* **Work required**
Copy out each line of the data that holds the word "index".

+ + + + + + +

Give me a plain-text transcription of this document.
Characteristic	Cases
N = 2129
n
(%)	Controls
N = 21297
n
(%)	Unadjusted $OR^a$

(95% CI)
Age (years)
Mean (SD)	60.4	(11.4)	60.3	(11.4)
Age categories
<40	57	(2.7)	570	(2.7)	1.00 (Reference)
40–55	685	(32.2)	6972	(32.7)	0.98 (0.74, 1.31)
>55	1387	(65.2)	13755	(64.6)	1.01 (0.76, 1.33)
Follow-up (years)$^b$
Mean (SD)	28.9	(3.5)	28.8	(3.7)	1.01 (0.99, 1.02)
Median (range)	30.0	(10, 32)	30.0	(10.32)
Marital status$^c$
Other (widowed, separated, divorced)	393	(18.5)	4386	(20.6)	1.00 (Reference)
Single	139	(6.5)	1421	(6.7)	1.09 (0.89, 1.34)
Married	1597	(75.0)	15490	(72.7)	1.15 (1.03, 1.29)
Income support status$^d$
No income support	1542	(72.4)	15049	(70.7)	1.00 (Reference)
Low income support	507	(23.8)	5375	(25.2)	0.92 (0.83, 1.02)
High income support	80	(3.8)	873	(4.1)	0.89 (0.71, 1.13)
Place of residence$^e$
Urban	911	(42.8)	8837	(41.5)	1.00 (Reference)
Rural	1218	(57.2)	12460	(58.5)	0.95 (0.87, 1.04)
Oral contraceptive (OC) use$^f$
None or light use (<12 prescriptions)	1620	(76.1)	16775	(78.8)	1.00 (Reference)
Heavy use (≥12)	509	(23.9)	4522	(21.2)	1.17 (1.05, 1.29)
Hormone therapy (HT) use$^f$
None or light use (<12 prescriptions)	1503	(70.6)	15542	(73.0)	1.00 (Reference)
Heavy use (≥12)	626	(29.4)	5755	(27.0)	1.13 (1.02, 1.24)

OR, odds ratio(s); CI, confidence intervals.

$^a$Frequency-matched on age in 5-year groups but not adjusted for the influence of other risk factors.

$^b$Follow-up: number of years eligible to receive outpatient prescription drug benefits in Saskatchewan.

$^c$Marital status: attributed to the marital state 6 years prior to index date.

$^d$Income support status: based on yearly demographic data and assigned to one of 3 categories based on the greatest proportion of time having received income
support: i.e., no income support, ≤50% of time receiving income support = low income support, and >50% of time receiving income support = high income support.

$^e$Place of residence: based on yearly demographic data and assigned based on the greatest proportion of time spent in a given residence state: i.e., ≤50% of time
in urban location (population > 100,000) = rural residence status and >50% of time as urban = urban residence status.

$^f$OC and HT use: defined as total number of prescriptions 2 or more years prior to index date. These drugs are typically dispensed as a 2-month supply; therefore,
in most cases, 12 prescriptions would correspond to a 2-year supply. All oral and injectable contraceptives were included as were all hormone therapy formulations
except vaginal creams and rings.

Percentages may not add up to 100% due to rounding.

+ + + + + + +

* **Solution**
$^c$Marital status: attributed to the marital state 6 years prior to index date.
$^f$OC and HT use: defined as total number of prescriptions 2 or more years prior to index date. These drugs are typically dispensed as a 2-month supply; therefore,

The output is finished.